━━━ Data shown ━━━
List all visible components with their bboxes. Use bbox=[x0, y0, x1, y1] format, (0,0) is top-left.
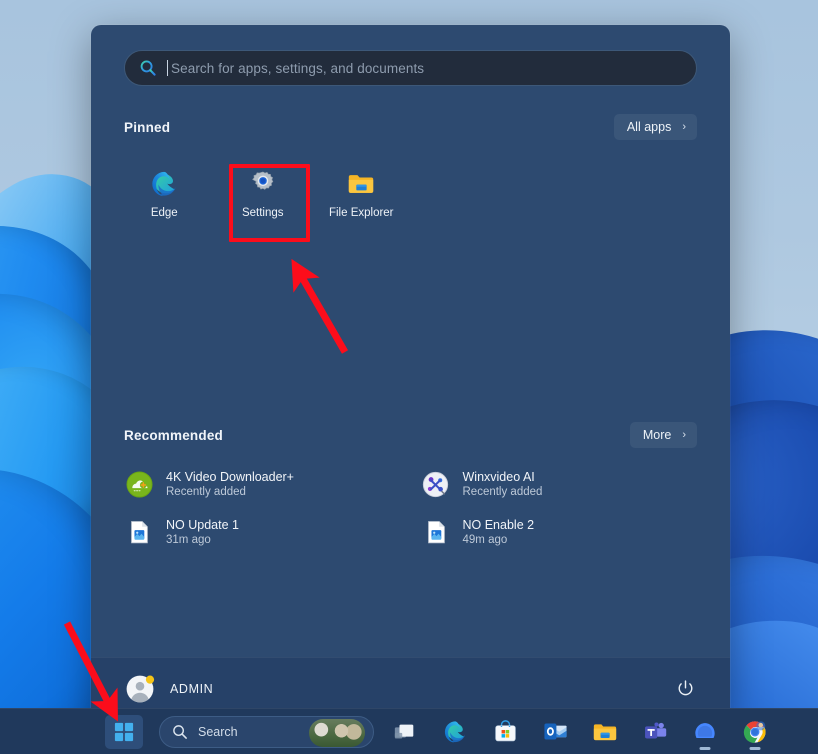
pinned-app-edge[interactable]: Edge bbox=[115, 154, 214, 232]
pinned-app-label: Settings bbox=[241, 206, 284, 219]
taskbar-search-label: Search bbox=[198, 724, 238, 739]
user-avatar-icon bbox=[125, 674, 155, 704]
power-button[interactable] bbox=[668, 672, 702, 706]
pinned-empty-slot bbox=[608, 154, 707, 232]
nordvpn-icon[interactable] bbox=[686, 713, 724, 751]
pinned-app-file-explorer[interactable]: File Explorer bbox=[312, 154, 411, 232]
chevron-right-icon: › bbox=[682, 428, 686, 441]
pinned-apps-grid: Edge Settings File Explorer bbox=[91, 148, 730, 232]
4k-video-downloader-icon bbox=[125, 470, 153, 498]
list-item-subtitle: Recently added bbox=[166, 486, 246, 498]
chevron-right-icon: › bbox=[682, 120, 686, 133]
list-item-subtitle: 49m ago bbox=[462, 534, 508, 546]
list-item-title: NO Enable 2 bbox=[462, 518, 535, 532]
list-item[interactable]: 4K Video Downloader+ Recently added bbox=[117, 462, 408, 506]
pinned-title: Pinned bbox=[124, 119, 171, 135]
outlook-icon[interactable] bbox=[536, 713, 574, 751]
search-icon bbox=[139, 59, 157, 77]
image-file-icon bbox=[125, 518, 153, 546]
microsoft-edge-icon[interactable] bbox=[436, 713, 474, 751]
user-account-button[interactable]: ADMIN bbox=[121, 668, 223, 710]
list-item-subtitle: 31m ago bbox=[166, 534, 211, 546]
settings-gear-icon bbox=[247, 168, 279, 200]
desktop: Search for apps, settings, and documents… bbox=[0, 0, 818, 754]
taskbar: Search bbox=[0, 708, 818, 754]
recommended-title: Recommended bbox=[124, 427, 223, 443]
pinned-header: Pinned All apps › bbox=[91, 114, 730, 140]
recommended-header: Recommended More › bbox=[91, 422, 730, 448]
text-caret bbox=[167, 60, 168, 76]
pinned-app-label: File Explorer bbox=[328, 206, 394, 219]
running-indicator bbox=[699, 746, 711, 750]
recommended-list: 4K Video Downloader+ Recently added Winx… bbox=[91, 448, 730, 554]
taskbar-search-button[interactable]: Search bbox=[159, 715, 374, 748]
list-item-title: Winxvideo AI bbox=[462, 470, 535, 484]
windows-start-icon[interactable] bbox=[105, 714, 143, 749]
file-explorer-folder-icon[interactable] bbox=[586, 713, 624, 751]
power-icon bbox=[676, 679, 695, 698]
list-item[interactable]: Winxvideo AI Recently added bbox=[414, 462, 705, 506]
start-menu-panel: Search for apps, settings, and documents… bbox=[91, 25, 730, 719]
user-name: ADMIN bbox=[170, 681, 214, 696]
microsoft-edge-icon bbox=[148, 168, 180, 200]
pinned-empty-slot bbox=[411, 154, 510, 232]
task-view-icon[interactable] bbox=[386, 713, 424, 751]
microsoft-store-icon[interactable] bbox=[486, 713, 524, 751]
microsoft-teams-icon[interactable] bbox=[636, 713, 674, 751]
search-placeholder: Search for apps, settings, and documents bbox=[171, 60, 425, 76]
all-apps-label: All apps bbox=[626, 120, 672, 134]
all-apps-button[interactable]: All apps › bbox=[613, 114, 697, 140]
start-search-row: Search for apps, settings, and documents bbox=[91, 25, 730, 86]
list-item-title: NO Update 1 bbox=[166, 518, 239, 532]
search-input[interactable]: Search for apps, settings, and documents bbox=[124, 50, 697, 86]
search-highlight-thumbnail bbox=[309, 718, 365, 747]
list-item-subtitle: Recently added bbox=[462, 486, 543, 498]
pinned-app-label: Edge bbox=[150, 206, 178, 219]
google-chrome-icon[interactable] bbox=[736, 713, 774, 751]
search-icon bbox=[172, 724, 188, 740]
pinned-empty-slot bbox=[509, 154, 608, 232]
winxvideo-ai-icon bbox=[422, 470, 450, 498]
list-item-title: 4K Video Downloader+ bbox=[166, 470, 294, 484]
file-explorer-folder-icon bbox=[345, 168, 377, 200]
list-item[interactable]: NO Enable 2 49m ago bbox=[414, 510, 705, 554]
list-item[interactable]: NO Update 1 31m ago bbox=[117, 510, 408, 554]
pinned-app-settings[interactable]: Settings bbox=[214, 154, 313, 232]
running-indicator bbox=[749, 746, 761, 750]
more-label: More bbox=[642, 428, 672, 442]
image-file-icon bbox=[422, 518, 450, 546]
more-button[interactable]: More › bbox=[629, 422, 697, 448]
━━━
| Objective |
Reformat all of the lines above as a numbered list, omitting any blank lines. Leave the pictures out of the answer.

| Written answer |
1. List all visible components with their bboxes. Use bbox=[x0, y0, x1, y1] format, (0,0) is top-left.
2. pinned-app-edge[interactable]: Edge bbox=[115, 154, 214, 232]
3. pinned-app-label: Settings bbox=[241, 206, 284, 219]
4. taskbar-search-label: Search bbox=[198, 724, 238, 739]
5. user-avatar-icon bbox=[125, 674, 155, 704]
6. power-button[interactable] bbox=[668, 672, 702, 706]
7. pinned-empty-slot bbox=[608, 154, 707, 232]
8. nordvpn-icon[interactable] bbox=[686, 713, 724, 751]
9. pinned-app-file-explorer[interactable]: File Explorer bbox=[312, 154, 411, 232]
10. chevron-right-icon: › bbox=[682, 428, 686, 441]
11. pinned-apps-grid: Edge Settings File Explorer bbox=[91, 148, 730, 232]
12. 4k-video-downloader-icon bbox=[125, 470, 153, 498]
13. list-item-subtitle: Recently added bbox=[166, 486, 246, 498]
14. chevron-right-icon: › bbox=[682, 120, 686, 133]
15. list-item-subtitle: 49m ago bbox=[462, 534, 508, 546]
16. list-item-title: NO Enable 2 bbox=[462, 518, 535, 532]
17. list-item[interactable]: 4K Video Downloader+ Recently added bbox=[117, 462, 408, 506]
18. pinned-title: Pinned bbox=[124, 119, 171, 135]
19. outlook-icon[interactable] bbox=[536, 713, 574, 751]
20. search-icon bbox=[139, 59, 157, 77]
21. image-file-icon bbox=[125, 518, 153, 546]
22. microsoft-edge-icon[interactable] bbox=[436, 713, 474, 751]
23. user-account-button[interactable]: ADMIN bbox=[121, 668, 223, 710]
24. list-item-subtitle: 31m ago bbox=[166, 534, 211, 546]
25. settings-gear-icon bbox=[247, 168, 279, 200]
26. desktop: Search for apps, settings, and documents… bbox=[0, 0, 818, 754]
27. taskbar: Search bbox=[0, 708, 818, 754]
28. recommended-title: Recommended bbox=[124, 427, 223, 443]
29. pinned-header: Pinned All apps › bbox=[91, 114, 730, 140]
30. recommended-header: Recommended More › bbox=[91, 422, 730, 448]
31. text-caret bbox=[167, 60, 168, 76]
32. pinned-app-label: File Explorer bbox=[328, 206, 394, 219]
33. running-indicator bbox=[699, 746, 711, 750]
34. recommended-list: 4K Video Downloader+ Recently added Winx… bbox=[91, 448, 730, 554]
35. taskbar-search-button[interactable]: Search bbox=[159, 715, 374, 748]
36. list-item-title: Winxvideo AI bbox=[462, 470, 535, 484]
37. windows-start-icon[interactable] bbox=[105, 714, 143, 749]
38. file-explorer-folder-icon[interactable] bbox=[586, 713, 624, 751]
39. power-icon bbox=[676, 679, 695, 698]
40. list-item[interactable]: Winxvideo AI Recently added bbox=[414, 462, 705, 506]
41. start-menu-panel: Search for apps, settings, and documents… bbox=[91, 25, 730, 719]
42. user-name: ADMIN bbox=[170, 681, 214, 696]
43. microsoft-edge-icon bbox=[148, 168, 180, 200]
44. pinned-empty-slot bbox=[411, 154, 510, 232]
45. task-view-icon[interactable] bbox=[386, 713, 424, 751]
46. microsoft-store-icon[interactable] bbox=[486, 713, 524, 751]
47. microsoft-teams-icon[interactable] bbox=[636, 713, 674, 751]
48. search-placeholder: Search for apps, settings, and documents bbox=[171, 60, 425, 76]
49. all-apps-label: All apps bbox=[626, 120, 672, 134]
50. all-apps-button[interactable]: All apps › bbox=[613, 114, 697, 140]
51. start-search-row: Search for apps, settings, and documents bbox=[91, 25, 730, 86]
52. list-item-title: NO Update 1 bbox=[166, 518, 239, 532]
53. search-input[interactable]: Search for apps, settings, and documents bbox=[124, 50, 697, 86]
54. search-highlight-thumbnail bbox=[309, 718, 365, 747]
55. list-item-subtitle: Recently added bbox=[462, 486, 543, 498]
56. pinned-app-label: Edge bbox=[150, 206, 178, 219]
57. google-chrome-icon[interactable] bbox=[736, 713, 774, 751]
58. search-icon bbox=[172, 724, 188, 740]
59. pinned-empty-slot bbox=[509, 154, 608, 232]
60. winxvideo-ai-icon bbox=[422, 470, 450, 498]
61. list-item-title: 4K Video Downloader+ bbox=[166, 470, 294, 484]
62. file-explorer-folder-icon bbox=[345, 168, 377, 200]
63. list-item[interactable]: NO Enable 2 49m ago bbox=[414, 510, 705, 554]
64. list-item[interactable]: NO Update 1 31m ago bbox=[117, 510, 408, 554]
65. pinned-app-settings[interactable]: Settings bbox=[214, 154, 313, 232]
66. running-indicator bbox=[749, 746, 761, 750]
67. more-label: More bbox=[642, 428, 672, 442]
68. image-file-icon bbox=[422, 518, 450, 546]
69. more-button[interactable]: More › bbox=[629, 422, 697, 448]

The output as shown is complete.